Items from a dataset:

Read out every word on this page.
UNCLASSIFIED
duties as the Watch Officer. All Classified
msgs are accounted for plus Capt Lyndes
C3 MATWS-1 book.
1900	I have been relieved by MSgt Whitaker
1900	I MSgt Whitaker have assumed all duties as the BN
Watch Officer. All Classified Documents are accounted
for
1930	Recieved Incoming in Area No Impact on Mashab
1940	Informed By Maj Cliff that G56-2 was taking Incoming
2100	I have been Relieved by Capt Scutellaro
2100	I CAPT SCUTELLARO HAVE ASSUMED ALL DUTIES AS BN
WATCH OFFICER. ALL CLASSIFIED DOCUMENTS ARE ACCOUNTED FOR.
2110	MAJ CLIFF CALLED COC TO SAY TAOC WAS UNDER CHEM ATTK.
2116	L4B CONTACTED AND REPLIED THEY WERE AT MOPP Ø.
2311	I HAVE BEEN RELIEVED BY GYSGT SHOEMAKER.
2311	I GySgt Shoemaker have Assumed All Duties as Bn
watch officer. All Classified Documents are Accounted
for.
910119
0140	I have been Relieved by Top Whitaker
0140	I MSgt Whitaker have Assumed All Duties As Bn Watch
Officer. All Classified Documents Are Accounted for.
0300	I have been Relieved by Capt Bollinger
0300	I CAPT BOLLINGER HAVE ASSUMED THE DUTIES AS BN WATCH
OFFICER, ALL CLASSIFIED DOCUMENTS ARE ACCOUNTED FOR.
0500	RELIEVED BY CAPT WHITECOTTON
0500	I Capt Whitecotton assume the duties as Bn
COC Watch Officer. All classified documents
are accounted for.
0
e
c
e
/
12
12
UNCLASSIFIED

_YOUR GOAL_
Repeat the material word for word, in full.

_THE REPLY_
Read out every word on this page.
UNCLASSIFIED
duties as the Watch Officer. All Classified
msgs are accounted for plus Capt Lyndes
C3 MATWS-1 book.
1900	I have been relieved by MSgt Whitaker
1900	I MSgt Whitaker have assumed all duties as the BN
Watch Officer. All Classified Documents are accounted
for
1930	Recieved Incoming in Area No Impact on Mashab
1940	Informed By Maj Cliff that G56-2 was taking Incoming
2100	I have been Relieved by Capt Scutellaro
2100	I CAPT SCUTELLARO HAVE ASSUMED ALL DUTIES AS BN
WATCH OFFICER. ALL CLASSIFIED DOCUMENTS ARE ACCOUNTED FOR.
2110	MAJ CLIFF CALLED COC TO SAY TAOC WAS UNDER CHEM ATTK.
2116	L4B CONTACTED AND REPLIED THEY WERE AT MOPP Ø.
2311	I HAVE BEEN RELIEVED BY GYSGT SHOEMAKER.
2311	I GySgt Shoemaker have Assumed All Duties as Bn
watch officer. All Classified Documents are Accounted
for.
910119
0140	I have been Relieved by Top Whitaker
0140	I MSgt Whitaker have Assumed All Duties As Bn Watch
Officer. All Classified Documents Are Accounted for.
0300	I have been Relieved by Capt Bollinger
0300	I CAPT BOLLINGER HAVE ASSUMED THE DUTIES AS BN WATCH
OFFICER, ALL CLASSIFIED DOCUMENTS ARE ACCOUNTED FOR.
0500	RELIEVED BY CAPT WHITECOTTON
0500	I Capt Whitecotton assume the duties as Bn
COC Watch Officer. All classified documents
are accounted for.
0
e
c
e
/
12
12
UNCLASSIFIED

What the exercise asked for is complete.